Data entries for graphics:
====

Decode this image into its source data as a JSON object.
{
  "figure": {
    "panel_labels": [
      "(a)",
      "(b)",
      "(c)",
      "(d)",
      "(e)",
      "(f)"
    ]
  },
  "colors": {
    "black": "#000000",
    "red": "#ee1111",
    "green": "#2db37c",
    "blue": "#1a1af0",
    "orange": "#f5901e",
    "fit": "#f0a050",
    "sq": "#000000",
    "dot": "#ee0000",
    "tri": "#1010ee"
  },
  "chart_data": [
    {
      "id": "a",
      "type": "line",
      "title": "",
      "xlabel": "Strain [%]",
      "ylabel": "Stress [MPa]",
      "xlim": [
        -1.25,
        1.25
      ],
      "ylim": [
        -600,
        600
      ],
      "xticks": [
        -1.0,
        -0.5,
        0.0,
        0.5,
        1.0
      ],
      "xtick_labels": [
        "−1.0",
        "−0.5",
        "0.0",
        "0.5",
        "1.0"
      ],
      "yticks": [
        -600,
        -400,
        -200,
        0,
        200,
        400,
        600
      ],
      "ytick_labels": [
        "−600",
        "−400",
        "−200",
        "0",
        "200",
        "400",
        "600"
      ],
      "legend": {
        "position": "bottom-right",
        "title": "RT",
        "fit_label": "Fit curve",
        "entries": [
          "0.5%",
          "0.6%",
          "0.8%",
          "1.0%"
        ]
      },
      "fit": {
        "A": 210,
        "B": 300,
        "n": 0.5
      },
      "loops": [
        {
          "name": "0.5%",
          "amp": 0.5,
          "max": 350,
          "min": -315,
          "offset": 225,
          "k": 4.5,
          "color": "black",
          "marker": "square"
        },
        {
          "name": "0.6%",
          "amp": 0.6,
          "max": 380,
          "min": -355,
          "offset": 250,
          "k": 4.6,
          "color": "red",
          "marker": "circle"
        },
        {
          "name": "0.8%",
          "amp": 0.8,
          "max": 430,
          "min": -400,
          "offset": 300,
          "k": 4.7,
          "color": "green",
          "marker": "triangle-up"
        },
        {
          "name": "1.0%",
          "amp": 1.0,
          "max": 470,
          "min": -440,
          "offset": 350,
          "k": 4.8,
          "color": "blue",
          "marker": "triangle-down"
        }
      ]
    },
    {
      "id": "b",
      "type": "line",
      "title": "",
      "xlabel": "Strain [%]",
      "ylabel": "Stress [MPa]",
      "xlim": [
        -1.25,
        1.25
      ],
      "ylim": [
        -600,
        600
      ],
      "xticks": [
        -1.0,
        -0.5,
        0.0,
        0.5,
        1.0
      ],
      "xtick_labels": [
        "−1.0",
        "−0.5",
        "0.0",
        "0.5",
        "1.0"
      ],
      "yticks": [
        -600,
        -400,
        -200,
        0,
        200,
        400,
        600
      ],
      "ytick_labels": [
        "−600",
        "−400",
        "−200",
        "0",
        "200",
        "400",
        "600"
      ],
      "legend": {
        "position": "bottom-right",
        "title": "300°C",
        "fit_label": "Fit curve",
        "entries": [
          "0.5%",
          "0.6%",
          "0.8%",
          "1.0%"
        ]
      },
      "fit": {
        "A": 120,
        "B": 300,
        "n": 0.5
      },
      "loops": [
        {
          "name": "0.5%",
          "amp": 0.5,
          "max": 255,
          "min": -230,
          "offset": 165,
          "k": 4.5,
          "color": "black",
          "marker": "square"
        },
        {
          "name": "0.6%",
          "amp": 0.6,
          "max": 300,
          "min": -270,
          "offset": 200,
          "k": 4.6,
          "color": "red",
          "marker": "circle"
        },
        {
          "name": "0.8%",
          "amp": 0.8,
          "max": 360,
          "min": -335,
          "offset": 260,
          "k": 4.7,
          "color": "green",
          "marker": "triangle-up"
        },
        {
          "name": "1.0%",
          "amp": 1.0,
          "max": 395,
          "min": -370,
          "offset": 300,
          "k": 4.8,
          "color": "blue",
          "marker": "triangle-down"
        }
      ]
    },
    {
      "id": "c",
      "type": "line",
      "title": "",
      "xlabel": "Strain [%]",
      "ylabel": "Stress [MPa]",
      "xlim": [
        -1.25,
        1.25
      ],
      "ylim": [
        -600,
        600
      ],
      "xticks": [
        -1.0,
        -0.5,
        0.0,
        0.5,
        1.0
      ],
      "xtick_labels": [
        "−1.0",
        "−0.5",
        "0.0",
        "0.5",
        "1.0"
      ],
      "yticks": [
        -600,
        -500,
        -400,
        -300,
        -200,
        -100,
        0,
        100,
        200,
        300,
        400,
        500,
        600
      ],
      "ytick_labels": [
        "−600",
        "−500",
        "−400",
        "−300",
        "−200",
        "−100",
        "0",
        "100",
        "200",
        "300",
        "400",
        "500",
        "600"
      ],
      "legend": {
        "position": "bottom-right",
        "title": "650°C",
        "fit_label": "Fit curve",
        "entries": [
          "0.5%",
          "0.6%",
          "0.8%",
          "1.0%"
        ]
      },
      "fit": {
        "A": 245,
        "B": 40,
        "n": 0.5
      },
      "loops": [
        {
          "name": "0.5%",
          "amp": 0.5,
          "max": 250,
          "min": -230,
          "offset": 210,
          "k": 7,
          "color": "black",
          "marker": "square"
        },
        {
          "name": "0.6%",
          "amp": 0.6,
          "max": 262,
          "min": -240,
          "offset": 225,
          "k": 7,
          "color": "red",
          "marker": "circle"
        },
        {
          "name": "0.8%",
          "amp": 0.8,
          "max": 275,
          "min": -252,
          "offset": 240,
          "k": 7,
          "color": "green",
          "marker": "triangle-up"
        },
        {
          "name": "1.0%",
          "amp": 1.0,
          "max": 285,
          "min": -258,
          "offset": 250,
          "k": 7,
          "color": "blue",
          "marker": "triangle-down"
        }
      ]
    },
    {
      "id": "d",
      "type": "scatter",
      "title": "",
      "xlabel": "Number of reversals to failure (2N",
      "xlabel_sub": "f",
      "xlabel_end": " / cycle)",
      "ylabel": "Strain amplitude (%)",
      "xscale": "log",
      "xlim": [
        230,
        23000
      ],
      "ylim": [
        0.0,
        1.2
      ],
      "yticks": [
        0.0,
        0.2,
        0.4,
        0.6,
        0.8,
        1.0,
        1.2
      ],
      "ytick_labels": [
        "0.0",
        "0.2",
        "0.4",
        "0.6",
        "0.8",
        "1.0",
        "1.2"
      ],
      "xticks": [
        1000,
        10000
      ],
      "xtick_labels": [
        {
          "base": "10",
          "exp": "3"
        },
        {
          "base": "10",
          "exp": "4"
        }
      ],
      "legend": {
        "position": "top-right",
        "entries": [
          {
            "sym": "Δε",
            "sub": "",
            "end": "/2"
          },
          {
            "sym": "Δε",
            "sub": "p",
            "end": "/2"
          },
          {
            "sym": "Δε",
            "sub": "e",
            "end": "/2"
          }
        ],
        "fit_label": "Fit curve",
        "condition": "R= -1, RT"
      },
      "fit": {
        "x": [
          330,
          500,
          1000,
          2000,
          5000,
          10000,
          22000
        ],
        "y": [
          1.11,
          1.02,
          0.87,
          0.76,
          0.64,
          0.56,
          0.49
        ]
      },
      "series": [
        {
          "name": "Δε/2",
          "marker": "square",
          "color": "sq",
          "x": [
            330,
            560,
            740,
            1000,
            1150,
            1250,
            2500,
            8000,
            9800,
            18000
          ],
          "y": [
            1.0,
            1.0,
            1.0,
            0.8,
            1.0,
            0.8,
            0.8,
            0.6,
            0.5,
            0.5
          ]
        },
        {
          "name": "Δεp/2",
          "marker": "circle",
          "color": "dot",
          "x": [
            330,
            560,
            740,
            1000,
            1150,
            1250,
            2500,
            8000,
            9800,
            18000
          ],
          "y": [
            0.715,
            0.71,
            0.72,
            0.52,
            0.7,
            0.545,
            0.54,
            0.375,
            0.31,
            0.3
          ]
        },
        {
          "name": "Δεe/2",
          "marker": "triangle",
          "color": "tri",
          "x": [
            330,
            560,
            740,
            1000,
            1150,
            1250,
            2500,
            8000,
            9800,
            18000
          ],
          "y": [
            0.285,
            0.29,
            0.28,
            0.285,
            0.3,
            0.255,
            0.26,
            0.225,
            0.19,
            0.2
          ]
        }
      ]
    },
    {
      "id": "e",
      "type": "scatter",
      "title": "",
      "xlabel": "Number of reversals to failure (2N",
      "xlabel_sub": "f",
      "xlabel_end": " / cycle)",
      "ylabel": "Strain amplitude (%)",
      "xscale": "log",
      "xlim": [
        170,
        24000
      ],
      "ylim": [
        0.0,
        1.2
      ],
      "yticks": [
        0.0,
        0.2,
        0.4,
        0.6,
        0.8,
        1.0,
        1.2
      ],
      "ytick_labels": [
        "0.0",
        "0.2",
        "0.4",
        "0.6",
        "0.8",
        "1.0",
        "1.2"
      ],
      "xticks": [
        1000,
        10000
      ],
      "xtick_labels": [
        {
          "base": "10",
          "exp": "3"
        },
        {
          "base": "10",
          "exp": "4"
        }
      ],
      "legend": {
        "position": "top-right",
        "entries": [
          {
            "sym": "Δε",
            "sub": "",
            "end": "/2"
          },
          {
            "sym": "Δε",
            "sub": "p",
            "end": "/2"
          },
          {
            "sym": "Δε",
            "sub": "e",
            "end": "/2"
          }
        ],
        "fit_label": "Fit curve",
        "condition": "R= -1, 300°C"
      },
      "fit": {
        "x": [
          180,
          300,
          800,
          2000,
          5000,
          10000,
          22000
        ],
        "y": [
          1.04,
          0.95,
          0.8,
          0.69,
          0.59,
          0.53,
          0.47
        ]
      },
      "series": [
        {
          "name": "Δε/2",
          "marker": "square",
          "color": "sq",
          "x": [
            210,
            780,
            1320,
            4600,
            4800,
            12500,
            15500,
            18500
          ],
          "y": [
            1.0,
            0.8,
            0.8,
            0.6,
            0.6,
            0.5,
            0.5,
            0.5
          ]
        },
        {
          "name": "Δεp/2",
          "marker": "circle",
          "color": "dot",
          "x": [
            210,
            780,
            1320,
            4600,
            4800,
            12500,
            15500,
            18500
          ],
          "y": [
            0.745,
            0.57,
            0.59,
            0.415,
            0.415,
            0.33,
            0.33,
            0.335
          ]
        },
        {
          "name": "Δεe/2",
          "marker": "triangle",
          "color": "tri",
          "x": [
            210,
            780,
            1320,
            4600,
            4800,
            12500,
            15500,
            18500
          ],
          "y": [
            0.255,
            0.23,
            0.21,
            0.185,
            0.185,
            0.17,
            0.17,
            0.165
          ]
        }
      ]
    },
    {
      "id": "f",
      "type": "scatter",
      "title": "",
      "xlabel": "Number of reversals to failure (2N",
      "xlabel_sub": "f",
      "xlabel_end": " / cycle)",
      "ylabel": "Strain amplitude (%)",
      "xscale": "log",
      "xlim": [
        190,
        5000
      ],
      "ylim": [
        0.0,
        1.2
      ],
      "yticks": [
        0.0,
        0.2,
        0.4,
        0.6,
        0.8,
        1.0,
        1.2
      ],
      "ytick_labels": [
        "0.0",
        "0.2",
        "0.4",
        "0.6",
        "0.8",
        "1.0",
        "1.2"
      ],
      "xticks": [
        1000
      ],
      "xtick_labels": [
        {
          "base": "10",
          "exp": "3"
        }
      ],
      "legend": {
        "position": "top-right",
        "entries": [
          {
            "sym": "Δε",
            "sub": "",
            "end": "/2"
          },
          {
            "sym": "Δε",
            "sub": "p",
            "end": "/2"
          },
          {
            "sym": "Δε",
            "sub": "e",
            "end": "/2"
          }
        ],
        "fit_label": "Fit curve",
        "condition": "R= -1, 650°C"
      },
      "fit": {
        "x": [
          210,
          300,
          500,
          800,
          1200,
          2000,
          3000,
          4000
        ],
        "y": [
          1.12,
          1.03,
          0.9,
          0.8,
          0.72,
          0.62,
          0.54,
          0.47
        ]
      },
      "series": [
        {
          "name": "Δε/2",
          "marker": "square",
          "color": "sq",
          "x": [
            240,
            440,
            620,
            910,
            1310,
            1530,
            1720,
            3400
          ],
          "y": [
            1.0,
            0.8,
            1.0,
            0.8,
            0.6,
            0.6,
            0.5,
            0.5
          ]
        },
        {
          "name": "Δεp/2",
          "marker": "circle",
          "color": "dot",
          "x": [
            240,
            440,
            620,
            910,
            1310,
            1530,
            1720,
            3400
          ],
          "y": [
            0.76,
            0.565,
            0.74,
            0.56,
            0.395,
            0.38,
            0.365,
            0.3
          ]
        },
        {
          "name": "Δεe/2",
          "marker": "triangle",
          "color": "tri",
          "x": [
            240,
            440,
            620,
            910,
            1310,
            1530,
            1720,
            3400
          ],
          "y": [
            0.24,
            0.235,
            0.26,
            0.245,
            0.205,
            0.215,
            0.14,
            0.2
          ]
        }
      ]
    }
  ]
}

====

## EXERCISE DETAILS
In the listing, find all lines with the string "condition" and copy them.

## RESULT OF THE EXERCISE
        "condition": "R= -1, RT"
        "condition": "R= -1, 300°C"
        "condition": "R= -1, 650°C"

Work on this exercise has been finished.